SET EXERCISE:
Copy out the data below verbatim.
>> begin SUPPLIED RECORDS
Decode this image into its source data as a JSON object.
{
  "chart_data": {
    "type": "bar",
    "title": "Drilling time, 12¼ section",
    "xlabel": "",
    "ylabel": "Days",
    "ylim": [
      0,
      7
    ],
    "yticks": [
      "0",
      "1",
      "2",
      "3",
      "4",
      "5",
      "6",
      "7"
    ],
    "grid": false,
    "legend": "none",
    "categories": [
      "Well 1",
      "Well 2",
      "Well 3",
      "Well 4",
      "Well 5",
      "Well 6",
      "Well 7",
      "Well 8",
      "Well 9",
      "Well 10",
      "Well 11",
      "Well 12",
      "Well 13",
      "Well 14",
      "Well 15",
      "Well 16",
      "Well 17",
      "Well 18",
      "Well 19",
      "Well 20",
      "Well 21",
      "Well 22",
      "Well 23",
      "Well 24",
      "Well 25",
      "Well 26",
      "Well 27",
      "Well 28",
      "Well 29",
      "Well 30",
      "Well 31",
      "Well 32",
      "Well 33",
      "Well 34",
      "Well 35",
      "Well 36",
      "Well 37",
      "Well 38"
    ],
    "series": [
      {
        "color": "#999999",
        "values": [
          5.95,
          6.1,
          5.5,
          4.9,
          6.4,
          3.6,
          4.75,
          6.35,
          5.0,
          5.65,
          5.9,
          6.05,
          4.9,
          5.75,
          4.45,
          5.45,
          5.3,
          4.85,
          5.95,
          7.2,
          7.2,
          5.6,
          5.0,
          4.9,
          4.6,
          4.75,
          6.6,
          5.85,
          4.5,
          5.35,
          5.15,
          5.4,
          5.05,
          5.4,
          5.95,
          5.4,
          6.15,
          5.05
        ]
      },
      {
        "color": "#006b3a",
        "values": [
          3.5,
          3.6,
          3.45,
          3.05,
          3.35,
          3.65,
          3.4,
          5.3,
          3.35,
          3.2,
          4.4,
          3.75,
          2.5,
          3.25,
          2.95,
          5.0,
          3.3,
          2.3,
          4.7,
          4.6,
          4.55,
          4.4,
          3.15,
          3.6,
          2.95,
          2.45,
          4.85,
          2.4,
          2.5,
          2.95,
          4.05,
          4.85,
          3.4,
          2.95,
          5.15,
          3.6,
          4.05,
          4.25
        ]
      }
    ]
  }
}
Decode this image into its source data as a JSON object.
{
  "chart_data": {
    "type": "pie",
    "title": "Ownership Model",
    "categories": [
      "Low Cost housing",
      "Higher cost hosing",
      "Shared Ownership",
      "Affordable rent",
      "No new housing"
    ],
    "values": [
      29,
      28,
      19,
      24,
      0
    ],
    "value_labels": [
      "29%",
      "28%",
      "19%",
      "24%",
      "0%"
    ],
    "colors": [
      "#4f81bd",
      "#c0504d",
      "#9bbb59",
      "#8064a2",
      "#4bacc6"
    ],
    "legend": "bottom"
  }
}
>> end SUPPLIED RECORDS
OUTPUT OF THE TASK:
Decode this image into its source data as a JSON object.
{
  "chart_data": {
    "type": "bar",
    "title": "Drilling time, 12¼ section",
    "xlabel": "",
    "ylabel": "Days",
    "ylim": [
      0,
      7
    ],
    "yticks": [
      "0",
      "1",
      "2",
      "3",
      "4",
      "5",
      "6",
      "7"
    ],
    "grid": false,
    "legend": "none",
    "categories": [
      "Well 1",
      "Well 2",
      "Well 3",
      "Well 4",
      "Well 5",
      "Well 6",
      "Well 7",
      "Well 8",
      "Well 9",
      "Well 10",
      "Well 11",
      "Well 12",
      "Well 13",
      "Well 14",
      "Well 15",
      "Well 16",
      "Well 17",
      "Well 18",
      "Well 19",
      "Well 20",
      "Well 21",
      "Well 22",
      "Well 23",
      "Well 24",
      "Well 25",
      "Well 26",
      "Well 27",
      "Well 28",
      "Well 29",
      "Well 30",
      "Well 31",
      "Well 32",
      "Well 33",
      "Well 34",
      "Well 35",
      "Well 36",
      "Well 37",
      "Well 38"
    ],
    "series": [
      {
        "color": "#999999",
        "values": [
          5.95,
          6.1,
          5.5,
          4.9,
          6.4,
          3.6,
          4.75,
          6.35,
          5.0,
          5.65,
          5.9,
          6.05,
          4.9,
          5.75,
          4.45,
          5.45,
          5.3,
          4.85,
          5.95,
          7.2,
          7.2,
          5.6,
          5.0,
          4.9,
          4.6,
          4.75,
          6.6,
          5.85,
          4.5,
          5.35,
          5.15,
          5.4,
          5.05,
          5.4,
          5.95,
          5.4,
          6.15,
          5.05
        ]
      },
      {
        "color": "#006b3a",
        "values": [
          3.5,
          3.6,
          3.45,
          3.05,
          3.35,
          3.65,
          3.4,
          5.3,
          3.35,
          3.2,
          4.4,
          3.75,
          2.5,
          3.25,
          2.95,
          5.0,
          3.3,
          2.3,
          4.7,
          4.6,
          4.55,
          4.4,
          3.15,
          3.6,
          2.95,
          2.45,
          4.85,
          2.4,
          2.5,
          2.95,
          4.05,
          4.85,
          3.4,
          2.95,
          5.15,
          3.6,
          4.05,
          4.25
        ]
      }
    ]
  }
}
Decode this image into its source data as a JSON object.
{
  "chart_data": {
    "type": "pie",
    "title": "Ownership Model",
    "categories": [
      "Low Cost housing",
      "Higher cost hosing",
      "Shared Ownership",
      "Affordable rent",
      "No new housing"
    ],
    "values": [
      29,
      28,
      19,
      24,
      0
    ],
    "value_labels": [
      "29%",
      "28%",
      "19%",
      "24%",
      "0%"
    ],
    "colors": [
      "#4f81bd",
      "#c0504d",
      "#9bbb59",
      "#8064a2",
      "#4bacc6"
    ],
    "legend": "bottom"
  }
}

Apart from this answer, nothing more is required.